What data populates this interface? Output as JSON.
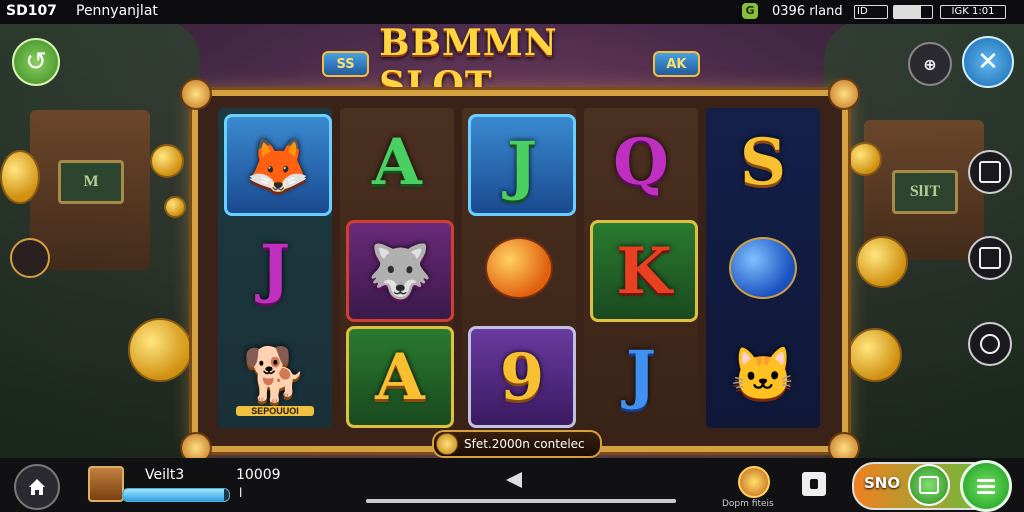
{
  "status_bar": {
    "time": "SD107",
    "app_name": "Pennyanjlat",
    "indicator": "G",
    "network": "0396 rland",
    "battery_label": "ID",
    "clock": "IGK 1:01",
    "battery_level": 0.7
  },
  "title": {
    "deco_left": "SS",
    "text": "BBMMN SLOT",
    "deco_right": "AK"
  },
  "reels": [
    [
      {
        "type": "animal",
        "glyph": "🦊",
        "style": "tile-boxed-blue",
        "color": "glyph-orange"
      },
      {
        "type": "letter",
        "glyph": "J",
        "style": "tile-plain",
        "color": "glyph-purple"
      },
      {
        "type": "animal",
        "glyph": "🐕",
        "style": "tile-plain",
        "color": "glyph-yellow",
        "caption": "SEPOUUOI"
      }
    ],
    [
      {
        "type": "letter",
        "glyph": "A",
        "style": "tile-plain",
        "color": "glyph-green"
      },
      {
        "type": "animal",
        "glyph": "🐺",
        "style": "tile-boxed-red",
        "color": "glyph-purple"
      },
      {
        "type": "letter",
        "glyph": "A",
        "style": "tile-boxed-green",
        "color": "glyph-yellow"
      }
    ],
    [
      {
        "type": "letter",
        "glyph": "J",
        "style": "tile-boxed-blue",
        "color": "glyph-green"
      },
      {
        "type": "orb",
        "style": "tile-plain",
        "orb": "orb-orange"
      },
      {
        "type": "letter",
        "glyph": "9",
        "style": "tile-boxed-purple",
        "color": "glyph-yellow"
      }
    ],
    [
      {
        "type": "letter",
        "glyph": "Q",
        "style": "tile-plain",
        "color": "glyph-purple"
      },
      {
        "type": "letter",
        "glyph": "K",
        "style": "tile-boxed-green",
        "color": "glyph-red"
      },
      {
        "type": "letter",
        "glyph": "J",
        "style": "tile-plain",
        "color": "glyph-blue"
      }
    ],
    [
      {
        "type": "letter",
        "glyph": "S",
        "style": "tile-plain",
        "color": "glyph-yellow"
      },
      {
        "type": "orb",
        "style": "tile-plain",
        "orb": "orb-blue"
      },
      {
        "type": "animal",
        "glyph": "🐱",
        "style": "tile-plain",
        "color": "glyph-orange"
      }
    ]
  ],
  "win_banner": "Sfet.2000n contelec",
  "hut_sign": "SlIT",
  "hut_sign_left": "M",
  "bottom_bar": {
    "balance_label": "Veilt3",
    "balance_value": "10009",
    "balance_fill": 0.95,
    "spin_progress": 1.0,
    "tick": "l",
    "bonus_label": "Dopm fiteis",
    "spin_label": "SNO"
  },
  "buttons": {
    "menu_icon": "⊕",
    "close_icon": "✕",
    "back_icon": "↺"
  }
}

Given exercise —
Print all of the entries word for word. Skip any images they contain.

Result —
What data populates this interface? Output as JSON.
{
  "status_bar": {
    "time": "SD107",
    "app_name": "Pennyanjlat",
    "indicator": "G",
    "network": "0396 rland",
    "battery_label": "ID",
    "clock": "IGK 1:01",
    "battery_level": 0.7
  },
  "title": {
    "deco_left": "SS",
    "text": "BBMMN SLOT",
    "deco_right": "AK"
  },
  "reels": [
    [
      {
        "type": "animal",
        "glyph": "🦊",
        "style": "tile-boxed-blue",
        "color": "glyph-orange"
      },
      {
        "type": "letter",
        "glyph": "J",
        "style": "tile-plain",
        "color": "glyph-purple"
      },
      {
        "type": "animal",
        "glyph": "🐕",
        "style": "tile-plain",
        "color": "glyph-yellow",
        "caption": "SEPOUUOI"
      }
    ],
    [
      {
        "type": "letter",
        "glyph": "A",
        "style": "tile-plain",
        "color": "glyph-green"
      },
      {
        "type": "animal",
        "glyph": "🐺",
        "style": "tile-boxed-red",
        "color": "glyph-purple"
      },
      {
        "type": "letter",
        "glyph": "A",
        "style": "tile-boxed-green",
        "color": "glyph-yellow"
      }
    ],
    [
      {
        "type": "letter",
        "glyph": "J",
        "style": "tile-boxed-blue",
        "color": "glyph-green"
      },
      {
        "type": "orb",
        "style": "tile-plain",
        "orb": "orb-orange"
      },
      {
        "type": "letter",
        "glyph": "9",
        "style": "tile-boxed-purple",
        "color": "glyph-yellow"
      }
    ],
    [
      {
        "type": "letter",
        "glyph": "Q",
        "style": "tile-plain",
        "color": "glyph-purple"
      },
      {
        "type": "letter",
        "glyph": "K",
        "style": "tile-boxed-green",
        "color": "glyph-red"
      },
      {
        "type": "letter",
        "glyph": "J",
        "style": "tile-plain",
        "color": "glyph-blue"
      }
    ],
    [
      {
        "type": "letter",
        "glyph": "S",
        "style": "tile-plain",
        "color": "glyph-yellow"
      },
      {
        "type": "orb",
        "style": "tile-plain",
        "orb": "orb-blue"
      },
      {
        "type": "animal",
        "glyph": "🐱",
        "style": "tile-plain",
        "color": "glyph-orange"
      }
    ]
  ],
  "win_banner": "Sfet.2000n contelec",
  "hut_sign": "SlIT",
  "hut_sign_left": "M",
  "bottom_bar": {
    "balance_label": "Veilt3",
    "balance_value": "10009",
    "balance_fill": 0.95,
    "spin_progress": 1.0,
    "tick": "l",
    "bonus_label": "Dopm fiteis",
    "spin_label": "SNO"
  },
  "buttons": {
    "menu_icon": "⊕",
    "close_icon": "✕",
    "back_icon": "↺"
  }
}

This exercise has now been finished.